Data records
-- BEGIN --
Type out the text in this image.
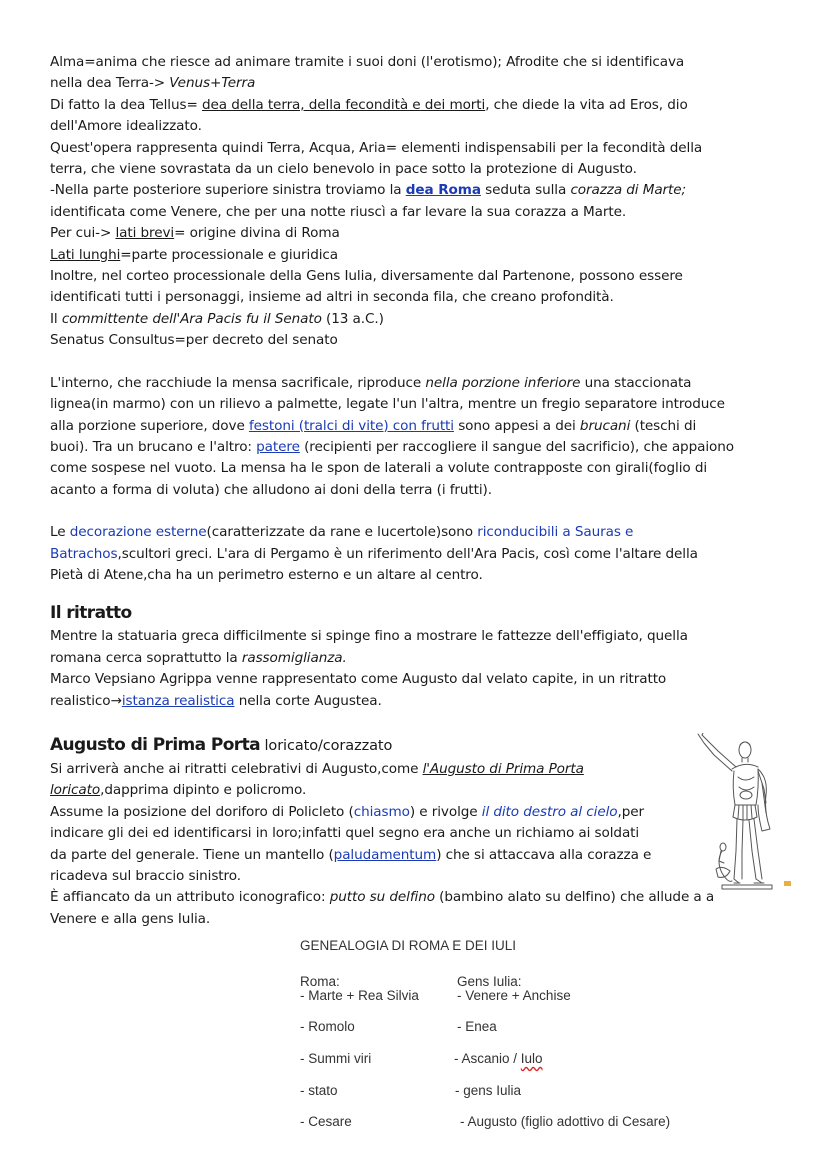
Alma=anima che riesce ad animare tramite i suoi doni (l'erotismo); Afrodite che si identificava

nella dea Terra-> Venus+Terra

Di fatto la dea Tellus= dea della terra, della fecondità e dei morti, che diede la vita ad Eros, dio

dell'Amore idealizzato.

Quest'opera rappresenta quindi Terra, Acqua, Aria= elementi indispensabili per la fecondità della

terra, che viene sovrastata da un cielo benevolo in pace sotto la protezione di Augusto.

-Nella parte posteriore superiore sinistra troviamo la dea Roma seduta sulla corazza di Marte;

identificata come Venere, che per una notte riuscì a far levare la sua corazza a Marte.

Per cui-> lati brevi= origine divina di Roma

Lati lunghi=parte processionale e giuridica

Inoltre, nel corteo processionale della Gens Iulia, diversamente dal Partenone, possono essere

identificati tutti i personaggi, insieme ad altri in seconda fila, che creano profondità.

Il committente dell'Ara Pacis fu il Senato (13 a.C.)

Senatus Consultus=per decreto del senato

L'interno, che racchiude la mensa sacrificale, riproduce nella porzione inferiore una staccionata

lignea(in marmo) con un rilievo a palmette, legate l'un l'altra, mentre un fregio separatore introduce

alla porzione superiore, dove festoni (tralci di vite) con frutti sono appesi a dei brucani (teschi di

buoi). Tra un brucano e l'altro: patere (recipienti per raccogliere il sangue del sacrificio), che appaiono

come sospese nel vuoto. La mensa ha le spon de laterali a volute contrapposte con girali(foglio di

acanto a forma di voluta) che alludono ai doni della terra (i frutti).

Le decorazione esterne(caratterizzate da rane e lucertole)sono riconducibili a Sauras e

Batrachos,scultori greci. L'ara di Pergamo è un riferimento dell'Ara Pacis, così come l'altare della

Pietà di Atene,cha ha un perimetro esterno e un altare al centro.

Il ritratto

Mentre la statuaria greca difficilmente si spinge fino a mostrare le fattezze dell'effigiato, quella

romana cerca soprattutto la rassomiglianza.

Marco Vepsiano Agrippa venne rappresentato come Augusto dal velato capite, in un ritratto

realistico→istanza realistica nella corte Augustea.

Augusto di Prima Porta loricato/corazzato

Si arriverà anche ai ritratti celebrativi di Augusto,come l'Augusto di Prima Porta

loricato,dapprima dipinto e policromo.

Assume la posizione del doriforo di Policleto (chiasmo) e rivolge il dito destro al cielo,per

indicare gli dei ed identificarsi in loro;infatti quel segno era anche un richiamo ai soldati

da parte del generale. Tiene un mantello (paludamentum) che si attaccava alla corazza e

ricadeva sul braccio sinistro.

È affiancato da un attributo iconografico: putto su delfino (bambino alato su delfino) che allude a a

Venere e alla gens Iulia.

GENEALOGIA DI ROMA E DEI IULI
Roma:	Gens Iulia:
- Marte + Rea Silvia	- Venere + Anchise
- Romolo	- Enea
- Summi viri	- Ascanio / Iulo
- stato	- gens Iulia
- Cesare	- Augusto (figlio adottivo di Cesare)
-- END --
Written request: Repeat all the records above exactly, leaving out any pictures.

Written response:
Type out the text in this image.
Alma=anima che riesce ad animare tramite i suoi doni (l'erotismo); Afrodite che si identificava

nella dea Terra-> Venus+Terra

Di fatto la dea Tellus= dea della terra, della fecondità e dei morti, che diede la vita ad Eros, dio

dell'Amore idealizzato.

Quest'opera rappresenta quindi Terra, Acqua, Aria= elementi indispensabili per la fecondità della

terra, che viene sovrastata da un cielo benevolo in pace sotto la protezione di Augusto.

-Nella parte posteriore superiore sinistra troviamo la dea Roma seduta sulla corazza di Marte;

identificata come Venere, che per una notte riuscì a far levare la sua corazza a Marte.

Per cui-> lati brevi= origine divina di Roma

Lati lunghi=parte processionale e giuridica

Inoltre, nel corteo processionale della Gens Iulia, diversamente dal Partenone, possono essere

identificati tutti i personaggi, insieme ad altri in seconda fila, che creano profondità.

Il committente dell'Ara Pacis fu il Senato (13 a.C.)

Senatus Consultus=per decreto del senato

L'interno, che racchiude la mensa sacrificale, riproduce nella porzione inferiore una staccionata

lignea(in marmo) con un rilievo a palmette, legate l'un l'altra, mentre un fregio separatore introduce

alla porzione superiore, dove festoni (tralci di vite) con frutti sono appesi a dei brucani (teschi di

buoi). Tra un brucano e l'altro: patere (recipienti per raccogliere il sangue del sacrificio), che appaiono

come sospese nel vuoto. La mensa ha le spon de laterali a volute contrapposte con girali(foglio di

acanto a forma di voluta) che alludono ai doni della terra (i frutti).

Le decorazione esterne(caratterizzate da rane e lucertole)sono riconducibili a Sauras e

Batrachos,scultori greci. L'ara di Pergamo è un riferimento dell'Ara Pacis, così come l'altare della

Pietà di Atene,cha ha un perimetro esterno e un altare al centro.

Il ritratto

Mentre la statuaria greca difficilmente si spinge fino a mostrare le fattezze dell'effigiato, quella

romana cerca soprattutto la rassomiglianza.

Marco Vepsiano Agrippa venne rappresentato come Augusto dal velato capite, in un ritratto

realistico→istanza realistica nella corte Augustea.

Augusto di Prima Porta loricato/corazzato

Si arriverà anche ai ritratti celebrativi di Augusto,come l'Augusto di Prima Porta

loricato,dapprima dipinto e policromo.

Assume la posizione del doriforo di Policleto (chiasmo) e rivolge il dito destro al cielo,per

indicare gli dei ed identificarsi in loro;infatti quel segno era anche un richiamo ai soldati

da parte del generale. Tiene un mantello (paludamentum) che si attaccava alla corazza e

ricadeva sul braccio sinistro.

È affiancato da un attributo iconografico: putto su delfino (bambino alato su delfino) che allude a a

Venere e alla gens Iulia.

GENEALOGIA DI ROMA E DEI IULI
Roma:	Gens Iulia:
- Marte + Rea Silvia	- Venere + Anchise
- Romolo	- Enea
- Summi viri	- Ascanio / Iulo
- stato	- gens Iulia
- Cesare	- Augusto (figlio adottivo di Cesare)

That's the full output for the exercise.